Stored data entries
════

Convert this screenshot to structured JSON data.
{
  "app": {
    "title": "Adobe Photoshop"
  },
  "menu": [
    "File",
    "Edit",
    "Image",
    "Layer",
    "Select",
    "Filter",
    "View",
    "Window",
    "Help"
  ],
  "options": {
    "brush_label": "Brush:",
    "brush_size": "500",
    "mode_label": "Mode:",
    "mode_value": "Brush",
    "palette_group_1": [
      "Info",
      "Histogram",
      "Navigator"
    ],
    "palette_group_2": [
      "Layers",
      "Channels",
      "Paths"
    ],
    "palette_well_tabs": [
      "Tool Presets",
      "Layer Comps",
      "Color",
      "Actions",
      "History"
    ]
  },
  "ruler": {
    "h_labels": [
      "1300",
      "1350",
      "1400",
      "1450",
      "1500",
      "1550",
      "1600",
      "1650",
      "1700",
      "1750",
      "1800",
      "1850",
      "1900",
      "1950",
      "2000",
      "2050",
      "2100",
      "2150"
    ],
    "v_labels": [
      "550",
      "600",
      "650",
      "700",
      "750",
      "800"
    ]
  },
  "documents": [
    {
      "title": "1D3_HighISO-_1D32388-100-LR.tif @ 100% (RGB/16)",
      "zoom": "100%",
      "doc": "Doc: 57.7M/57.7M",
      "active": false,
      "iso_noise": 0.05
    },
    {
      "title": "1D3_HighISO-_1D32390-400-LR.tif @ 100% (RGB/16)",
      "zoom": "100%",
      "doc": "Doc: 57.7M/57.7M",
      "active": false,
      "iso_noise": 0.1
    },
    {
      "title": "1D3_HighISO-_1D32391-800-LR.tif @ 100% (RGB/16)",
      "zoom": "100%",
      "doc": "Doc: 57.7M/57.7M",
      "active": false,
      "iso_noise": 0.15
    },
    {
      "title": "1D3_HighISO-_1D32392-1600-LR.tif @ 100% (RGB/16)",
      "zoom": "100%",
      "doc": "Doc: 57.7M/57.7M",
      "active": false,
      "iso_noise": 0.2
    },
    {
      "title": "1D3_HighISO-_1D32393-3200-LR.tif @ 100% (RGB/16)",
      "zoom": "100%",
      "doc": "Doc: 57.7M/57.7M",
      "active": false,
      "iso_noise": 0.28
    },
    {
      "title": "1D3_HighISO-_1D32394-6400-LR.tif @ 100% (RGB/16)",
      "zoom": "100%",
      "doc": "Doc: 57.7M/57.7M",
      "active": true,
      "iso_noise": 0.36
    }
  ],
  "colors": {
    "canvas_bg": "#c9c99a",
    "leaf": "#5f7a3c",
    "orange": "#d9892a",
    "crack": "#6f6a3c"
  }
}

════

> **Requirement**:
Write out every entry word for word.

> **Complete output**:
Convert this screenshot to structured JSON data.
{
  "app": {
    "title": "Adobe Photoshop"
  },
  "menu": [
    "File",
    "Edit",
    "Image",
    "Layer",
    "Select",
    "Filter",
    "View",
    "Window",
    "Help"
  ],
  "options": {
    "brush_label": "Brush:",
    "brush_size": "500",
    "mode_label": "Mode:",
    "mode_value": "Brush",
    "palette_group_1": [
      "Info",
      "Histogram",
      "Navigator"
    ],
    "palette_group_2": [
      "Layers",
      "Channels",
      "Paths"
    ],
    "palette_well_tabs": [
      "Tool Presets",
      "Layer Comps",
      "Color",
      "Actions",
      "History"
    ]
  },
  "ruler": {
    "h_labels": [
      "1300",
      "1350",
      "1400",
      "1450",
      "1500",
      "1550",
      "1600",
      "1650",
      "1700",
      "1750",
      "1800",
      "1850",
      "1900",
      "1950",
      "2000",
      "2050",
      "2100",
      "2150"
    ],
    "v_labels": [
      "550",
      "600",
      "650",
      "700",
      "750",
      "800"
    ]
  },
  "documents": [
    {
      "title": "1D3_HighISO-_1D32388-100-LR.tif @ 100% (RGB/16)",
      "zoom": "100%",
      "doc": "Doc: 57.7M/57.7M",
      "active": false,
      "iso_noise": 0.05
    },
    {
      "title": "1D3_HighISO-_1D32390-400-LR.tif @ 100% (RGB/16)",
      "zoom": "100%",
      "doc": "Doc: 57.7M/57.7M",
      "active": false,
      "iso_noise": 0.1
    },
    {
      "title": "1D3_HighISO-_1D32391-800-LR.tif @ 100% (RGB/16)",
      "zoom": "100%",
      "doc": "Doc: 57.7M/57.7M",
      "active": false,
      "iso_noise": 0.15
    },
    {
      "title": "1D3_HighISO-_1D32392-1600-LR.tif @ 100% (RGB/16)",
      "zoom": "100%",
      "doc": "Doc: 57.7M/57.7M",
      "active": false,
      "iso_noise": 0.2
    },
    {
      "title": "1D3_HighISO-_1D32393-3200-LR.tif @ 100% (RGB/16)",
      "zoom": "100%",
      "doc": "Doc: 57.7M/57.7M",
      "active": false,
      "iso_noise": 0.28
    },
    {
      "title": "1D3_HighISO-_1D32394-6400-LR.tif @ 100% (RGB/16)",
      "zoom": "100%",
      "doc": "Doc: 57.7M/57.7M",
      "active": true,
      "iso_noise": 0.36
    }
  ],
  "colors": {
    "canvas_bg": "#c9c99a",
    "leaf": "#5f7a3c",
    "orange": "#d9892a",
    "crack": "#6f6a3c"
  }
}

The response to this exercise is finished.